## WRITTEN TASK
Locate every line in the records below that contains the word "ruble", and copy each one.

· · · · ·

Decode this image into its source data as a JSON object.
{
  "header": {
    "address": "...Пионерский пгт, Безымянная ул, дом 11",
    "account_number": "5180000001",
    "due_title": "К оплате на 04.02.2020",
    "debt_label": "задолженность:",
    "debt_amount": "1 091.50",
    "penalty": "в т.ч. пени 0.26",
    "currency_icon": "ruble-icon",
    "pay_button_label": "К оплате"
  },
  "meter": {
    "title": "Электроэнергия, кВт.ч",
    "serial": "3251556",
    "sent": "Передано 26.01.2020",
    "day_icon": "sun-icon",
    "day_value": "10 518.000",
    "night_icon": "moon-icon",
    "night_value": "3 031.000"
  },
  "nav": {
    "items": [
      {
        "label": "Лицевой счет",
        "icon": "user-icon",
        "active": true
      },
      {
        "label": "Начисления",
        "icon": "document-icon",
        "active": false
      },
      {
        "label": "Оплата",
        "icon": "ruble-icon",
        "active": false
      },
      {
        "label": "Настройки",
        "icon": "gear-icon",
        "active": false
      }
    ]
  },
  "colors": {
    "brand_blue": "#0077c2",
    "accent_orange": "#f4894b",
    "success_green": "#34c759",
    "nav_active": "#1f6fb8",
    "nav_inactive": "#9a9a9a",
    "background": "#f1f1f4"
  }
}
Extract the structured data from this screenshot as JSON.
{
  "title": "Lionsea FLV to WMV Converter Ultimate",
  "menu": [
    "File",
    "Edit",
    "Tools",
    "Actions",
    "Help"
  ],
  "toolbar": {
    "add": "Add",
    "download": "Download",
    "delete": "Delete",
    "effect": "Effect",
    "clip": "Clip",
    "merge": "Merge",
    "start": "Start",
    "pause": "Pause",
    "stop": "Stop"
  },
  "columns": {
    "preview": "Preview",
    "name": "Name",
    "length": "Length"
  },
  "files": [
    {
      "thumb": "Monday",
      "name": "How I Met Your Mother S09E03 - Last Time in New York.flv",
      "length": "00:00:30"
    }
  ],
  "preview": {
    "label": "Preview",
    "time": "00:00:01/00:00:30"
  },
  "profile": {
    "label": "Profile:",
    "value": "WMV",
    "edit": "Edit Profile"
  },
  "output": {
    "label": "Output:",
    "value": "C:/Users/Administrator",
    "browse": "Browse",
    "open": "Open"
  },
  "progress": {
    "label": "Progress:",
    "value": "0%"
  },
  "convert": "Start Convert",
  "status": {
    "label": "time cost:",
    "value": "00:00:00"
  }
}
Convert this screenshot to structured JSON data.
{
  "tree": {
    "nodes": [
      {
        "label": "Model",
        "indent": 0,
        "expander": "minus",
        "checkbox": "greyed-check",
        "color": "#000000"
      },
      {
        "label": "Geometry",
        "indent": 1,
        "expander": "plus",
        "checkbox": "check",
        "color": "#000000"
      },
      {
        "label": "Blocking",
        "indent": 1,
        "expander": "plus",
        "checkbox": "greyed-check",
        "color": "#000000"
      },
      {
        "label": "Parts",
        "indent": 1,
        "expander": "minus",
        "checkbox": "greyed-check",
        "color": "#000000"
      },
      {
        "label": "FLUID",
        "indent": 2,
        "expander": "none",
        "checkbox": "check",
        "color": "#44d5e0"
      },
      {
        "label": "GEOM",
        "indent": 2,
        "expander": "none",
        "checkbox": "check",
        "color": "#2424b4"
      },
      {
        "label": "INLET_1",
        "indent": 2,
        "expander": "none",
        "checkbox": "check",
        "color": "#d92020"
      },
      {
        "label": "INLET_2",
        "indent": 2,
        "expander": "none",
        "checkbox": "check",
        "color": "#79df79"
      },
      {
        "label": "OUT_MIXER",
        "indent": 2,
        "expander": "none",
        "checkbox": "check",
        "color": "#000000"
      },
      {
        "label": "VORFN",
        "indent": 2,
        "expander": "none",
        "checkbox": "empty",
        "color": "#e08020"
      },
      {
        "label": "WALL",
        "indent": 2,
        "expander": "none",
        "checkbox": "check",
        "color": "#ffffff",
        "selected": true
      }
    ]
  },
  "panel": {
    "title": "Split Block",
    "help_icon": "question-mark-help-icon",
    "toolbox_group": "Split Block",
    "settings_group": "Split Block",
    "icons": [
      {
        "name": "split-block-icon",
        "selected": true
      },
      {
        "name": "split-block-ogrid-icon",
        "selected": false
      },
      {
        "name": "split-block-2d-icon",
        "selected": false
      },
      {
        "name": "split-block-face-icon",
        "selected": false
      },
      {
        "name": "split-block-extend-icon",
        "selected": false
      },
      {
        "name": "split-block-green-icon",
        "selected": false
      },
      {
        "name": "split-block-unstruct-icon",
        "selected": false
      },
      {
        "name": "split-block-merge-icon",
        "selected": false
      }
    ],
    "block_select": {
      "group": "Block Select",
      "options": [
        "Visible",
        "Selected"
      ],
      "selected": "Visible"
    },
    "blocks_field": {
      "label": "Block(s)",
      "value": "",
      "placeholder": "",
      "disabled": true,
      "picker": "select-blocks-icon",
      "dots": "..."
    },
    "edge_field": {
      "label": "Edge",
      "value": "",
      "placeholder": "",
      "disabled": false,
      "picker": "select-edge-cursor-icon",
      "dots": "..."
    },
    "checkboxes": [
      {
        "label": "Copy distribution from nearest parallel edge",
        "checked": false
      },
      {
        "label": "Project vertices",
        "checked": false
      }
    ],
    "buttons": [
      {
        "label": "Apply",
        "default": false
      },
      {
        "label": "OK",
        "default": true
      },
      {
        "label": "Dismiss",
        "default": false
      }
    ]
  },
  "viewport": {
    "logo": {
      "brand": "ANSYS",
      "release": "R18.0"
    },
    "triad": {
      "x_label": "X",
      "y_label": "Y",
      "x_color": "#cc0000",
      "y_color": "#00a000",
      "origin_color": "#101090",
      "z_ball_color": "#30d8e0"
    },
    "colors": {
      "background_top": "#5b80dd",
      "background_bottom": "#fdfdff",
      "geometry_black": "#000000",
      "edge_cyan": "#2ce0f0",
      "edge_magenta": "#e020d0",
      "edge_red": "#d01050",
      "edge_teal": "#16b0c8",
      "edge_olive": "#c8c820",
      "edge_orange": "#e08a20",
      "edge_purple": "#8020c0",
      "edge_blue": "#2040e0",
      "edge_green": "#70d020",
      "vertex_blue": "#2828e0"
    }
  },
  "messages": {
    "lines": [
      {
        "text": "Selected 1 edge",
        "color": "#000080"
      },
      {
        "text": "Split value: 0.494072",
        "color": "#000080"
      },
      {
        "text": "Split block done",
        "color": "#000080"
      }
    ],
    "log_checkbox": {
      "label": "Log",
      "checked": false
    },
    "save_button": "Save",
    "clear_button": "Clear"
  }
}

· · · · ·

## RESPONSE TO THE EXERCISE
    "currency_icon": "ruble-icon",
        "icon": "ruble-icon",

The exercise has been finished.